__LISTED ENTRIES__:
- - - - - - -
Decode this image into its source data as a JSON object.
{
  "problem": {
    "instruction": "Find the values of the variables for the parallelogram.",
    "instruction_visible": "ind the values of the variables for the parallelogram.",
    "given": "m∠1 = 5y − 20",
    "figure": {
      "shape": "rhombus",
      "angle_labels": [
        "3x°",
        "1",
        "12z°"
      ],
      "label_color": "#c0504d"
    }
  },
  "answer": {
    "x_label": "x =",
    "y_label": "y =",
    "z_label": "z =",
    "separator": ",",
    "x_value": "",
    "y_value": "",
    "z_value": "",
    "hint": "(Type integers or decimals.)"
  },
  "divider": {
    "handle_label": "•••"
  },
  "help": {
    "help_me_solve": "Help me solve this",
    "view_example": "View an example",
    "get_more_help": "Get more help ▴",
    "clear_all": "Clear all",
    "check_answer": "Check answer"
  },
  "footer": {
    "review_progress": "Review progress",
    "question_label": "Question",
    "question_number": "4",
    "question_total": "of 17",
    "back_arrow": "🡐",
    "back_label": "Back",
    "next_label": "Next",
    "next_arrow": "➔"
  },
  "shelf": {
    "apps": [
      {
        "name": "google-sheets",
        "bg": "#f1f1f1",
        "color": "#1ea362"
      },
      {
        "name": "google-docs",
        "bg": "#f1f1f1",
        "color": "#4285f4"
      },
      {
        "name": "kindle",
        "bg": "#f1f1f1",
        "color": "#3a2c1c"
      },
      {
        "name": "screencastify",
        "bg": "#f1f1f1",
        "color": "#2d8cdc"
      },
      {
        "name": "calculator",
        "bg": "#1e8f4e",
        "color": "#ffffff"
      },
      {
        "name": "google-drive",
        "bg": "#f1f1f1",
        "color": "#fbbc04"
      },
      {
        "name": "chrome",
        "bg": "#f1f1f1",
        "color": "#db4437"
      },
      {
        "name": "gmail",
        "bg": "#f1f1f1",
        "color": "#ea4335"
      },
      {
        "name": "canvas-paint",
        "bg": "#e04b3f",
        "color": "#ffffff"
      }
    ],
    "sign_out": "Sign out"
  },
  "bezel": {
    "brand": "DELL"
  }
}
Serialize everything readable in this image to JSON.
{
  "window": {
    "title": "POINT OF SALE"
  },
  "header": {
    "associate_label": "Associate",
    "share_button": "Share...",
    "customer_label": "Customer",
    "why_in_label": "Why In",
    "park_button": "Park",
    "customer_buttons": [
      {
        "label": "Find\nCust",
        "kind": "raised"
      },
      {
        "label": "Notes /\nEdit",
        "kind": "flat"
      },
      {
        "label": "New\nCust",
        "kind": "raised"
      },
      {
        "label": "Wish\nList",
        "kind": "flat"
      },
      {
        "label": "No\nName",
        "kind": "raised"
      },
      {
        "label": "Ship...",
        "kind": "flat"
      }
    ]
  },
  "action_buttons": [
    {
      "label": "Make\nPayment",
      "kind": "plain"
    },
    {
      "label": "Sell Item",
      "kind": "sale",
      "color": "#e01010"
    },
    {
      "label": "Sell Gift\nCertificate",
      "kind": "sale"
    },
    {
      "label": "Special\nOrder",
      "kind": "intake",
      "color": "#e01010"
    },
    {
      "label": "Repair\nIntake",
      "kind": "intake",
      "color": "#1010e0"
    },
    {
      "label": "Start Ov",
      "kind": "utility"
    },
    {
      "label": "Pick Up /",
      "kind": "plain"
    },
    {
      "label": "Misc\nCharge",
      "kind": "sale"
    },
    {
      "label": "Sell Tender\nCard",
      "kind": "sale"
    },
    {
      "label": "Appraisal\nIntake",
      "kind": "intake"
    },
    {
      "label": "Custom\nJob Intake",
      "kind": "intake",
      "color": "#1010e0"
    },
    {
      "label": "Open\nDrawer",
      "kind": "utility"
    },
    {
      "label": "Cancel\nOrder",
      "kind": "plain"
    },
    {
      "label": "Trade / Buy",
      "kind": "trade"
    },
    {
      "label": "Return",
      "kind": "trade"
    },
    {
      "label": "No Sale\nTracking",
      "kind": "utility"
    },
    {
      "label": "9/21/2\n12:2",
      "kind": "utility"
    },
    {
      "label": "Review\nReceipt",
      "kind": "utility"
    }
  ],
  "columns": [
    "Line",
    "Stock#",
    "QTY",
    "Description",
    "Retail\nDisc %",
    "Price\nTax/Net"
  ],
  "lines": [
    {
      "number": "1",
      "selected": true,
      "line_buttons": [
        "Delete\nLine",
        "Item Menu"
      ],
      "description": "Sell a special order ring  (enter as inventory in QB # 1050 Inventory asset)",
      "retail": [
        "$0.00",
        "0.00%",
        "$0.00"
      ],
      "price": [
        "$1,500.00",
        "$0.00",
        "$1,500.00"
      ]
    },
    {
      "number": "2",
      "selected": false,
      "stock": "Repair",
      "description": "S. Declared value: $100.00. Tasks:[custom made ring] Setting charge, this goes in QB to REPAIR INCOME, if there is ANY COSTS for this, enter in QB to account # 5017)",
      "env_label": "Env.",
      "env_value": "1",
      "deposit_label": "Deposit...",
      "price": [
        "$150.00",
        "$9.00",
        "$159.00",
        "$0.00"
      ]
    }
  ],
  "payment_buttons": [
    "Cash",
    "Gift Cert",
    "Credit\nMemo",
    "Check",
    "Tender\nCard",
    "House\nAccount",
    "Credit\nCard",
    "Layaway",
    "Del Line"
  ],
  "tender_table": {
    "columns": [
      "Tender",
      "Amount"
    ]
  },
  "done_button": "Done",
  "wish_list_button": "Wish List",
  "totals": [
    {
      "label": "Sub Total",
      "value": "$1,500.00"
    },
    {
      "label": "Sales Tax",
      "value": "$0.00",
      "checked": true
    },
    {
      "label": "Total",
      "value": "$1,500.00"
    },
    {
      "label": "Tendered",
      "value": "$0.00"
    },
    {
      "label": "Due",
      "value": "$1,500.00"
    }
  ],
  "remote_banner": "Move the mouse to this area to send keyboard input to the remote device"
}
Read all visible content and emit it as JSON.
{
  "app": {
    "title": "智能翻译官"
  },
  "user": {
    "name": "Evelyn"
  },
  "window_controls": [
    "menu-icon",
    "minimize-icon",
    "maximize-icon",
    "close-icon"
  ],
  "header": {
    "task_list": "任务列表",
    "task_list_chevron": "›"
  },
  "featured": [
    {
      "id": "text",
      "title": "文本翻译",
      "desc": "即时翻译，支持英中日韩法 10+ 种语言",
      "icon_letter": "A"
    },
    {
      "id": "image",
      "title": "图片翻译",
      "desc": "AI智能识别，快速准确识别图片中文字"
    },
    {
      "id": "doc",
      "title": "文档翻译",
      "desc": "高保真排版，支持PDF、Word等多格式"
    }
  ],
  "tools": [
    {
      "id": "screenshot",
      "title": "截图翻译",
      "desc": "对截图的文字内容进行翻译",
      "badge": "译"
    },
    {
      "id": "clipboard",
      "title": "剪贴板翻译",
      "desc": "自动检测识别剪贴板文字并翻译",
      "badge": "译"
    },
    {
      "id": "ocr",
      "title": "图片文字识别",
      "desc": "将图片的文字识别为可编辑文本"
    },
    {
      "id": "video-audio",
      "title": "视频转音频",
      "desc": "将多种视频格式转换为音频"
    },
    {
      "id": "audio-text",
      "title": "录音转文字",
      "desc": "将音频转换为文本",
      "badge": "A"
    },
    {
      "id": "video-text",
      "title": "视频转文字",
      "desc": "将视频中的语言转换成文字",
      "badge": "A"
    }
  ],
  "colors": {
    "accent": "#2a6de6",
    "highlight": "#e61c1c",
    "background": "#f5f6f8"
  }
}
- - - - - - -
__EXERCISE REQUIREMENTS__: Copy every line in the records above that contains the word "title".

__SOLUTION BELOW__:
    "title": "POINT OF SALE"
    "title": "智能翻译官"
      "title": "文本翻译",
      "title": "图片翻译",
      "title": "文档翻译",
      "title": "截图翻译",
      "title": "剪贴板翻译",
      "title": "图片文字识别",
      "title": "视频转音频",
      "title": "录音转文字",
      "title": "视频转文字",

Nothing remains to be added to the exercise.